- [EXTRACTED TEXT]:
[Start of section]
Industrial hemp: “squishy” legalities. But will it replace kale?

Section 7606 of the 2014 Farm Bill says that notwithstanding the Controlled Substances Act, The Safe and Drug-Free Schools and Communities Act, and other laws that govern the cultivation of marijuana, it is now OK for state agriculture departments and universities to grow “industrial” hemp for research purposes.

Industrial hemp, the Farm Bill says, means “the plant Cannabis sativa L…with a delta-9 tetrahydrocannabinol [THC] concentration of not more than 0.3 percent on a dry weight basis.”

To put this in context: the average THC potency of domestically grown recreational hemp  (a.k.a. marijuana) is about 6 percent, but can go much higher.

With so little THC in industrial hemp, why would anyone want to bother with it?   Textiles of course, but also medical purposes and dietary supplements.

Even a little THC, apparently, goes a long way.

The New York Times reports that companies are growing industrial hemp to make hemp oil as a treatment for epilepsy.

On the legalities of hemp oil, The Times explains that the

Drug Enforcement Administration is offering few clues, insisting in public statements that while it is willing to allow marijuana sales in states that have legalized the drug, it might step in if growers try to sell beyond state borders…Any chemical that comes from the plant is still a controlled substance…When we get into hemp, it gets a little squishy, but it still is illegal.

Squishy?  Growing and using industrial or recreational hemp is illegal in America except in states that have made hemp legal or quasi-legal.

For example, New York State recently passed a hemp bill that would set up pilot programs for the production of industrial hemp.
[End of section]
- [INFORMATION SHOWN]:
[Start of section]
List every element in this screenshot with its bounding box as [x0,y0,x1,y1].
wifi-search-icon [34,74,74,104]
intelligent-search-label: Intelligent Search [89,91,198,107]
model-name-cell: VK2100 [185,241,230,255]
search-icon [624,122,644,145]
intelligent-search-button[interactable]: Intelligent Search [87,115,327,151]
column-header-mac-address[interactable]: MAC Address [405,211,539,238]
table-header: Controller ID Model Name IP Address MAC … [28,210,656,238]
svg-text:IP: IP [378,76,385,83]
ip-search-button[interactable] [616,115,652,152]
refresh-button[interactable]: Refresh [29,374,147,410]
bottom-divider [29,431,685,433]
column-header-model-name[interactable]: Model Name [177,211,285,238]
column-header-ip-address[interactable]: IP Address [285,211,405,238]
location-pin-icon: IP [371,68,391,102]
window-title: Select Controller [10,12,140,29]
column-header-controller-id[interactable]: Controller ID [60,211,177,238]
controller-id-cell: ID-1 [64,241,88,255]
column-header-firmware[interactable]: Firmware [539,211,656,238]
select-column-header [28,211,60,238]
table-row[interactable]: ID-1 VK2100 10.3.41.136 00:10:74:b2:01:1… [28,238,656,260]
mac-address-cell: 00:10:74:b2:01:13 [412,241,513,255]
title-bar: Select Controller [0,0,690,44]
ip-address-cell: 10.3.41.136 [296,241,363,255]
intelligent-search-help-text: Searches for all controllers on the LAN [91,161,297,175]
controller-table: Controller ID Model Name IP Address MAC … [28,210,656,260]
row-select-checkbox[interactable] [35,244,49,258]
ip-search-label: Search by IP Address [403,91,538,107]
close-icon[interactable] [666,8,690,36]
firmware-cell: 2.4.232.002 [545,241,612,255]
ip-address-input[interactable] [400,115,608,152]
[End of section]
- [EXERCISE]:
In the text on industrial hemp, condense the paragraph beginning "Section 7606 of the 2014 Farm Bill" into a shorter version that keeps its main facts.

- [EXERCISE SOLUTION]:
Section 7606 of the 2014 Farm Bill lets state agriculture departments and universities grow "industrial" hemp for research. It does so notwithstanding the Controlled Substances Act, the Safe and Drug-Free Schools and Communities Act, and other laws governing marijuana cultivation.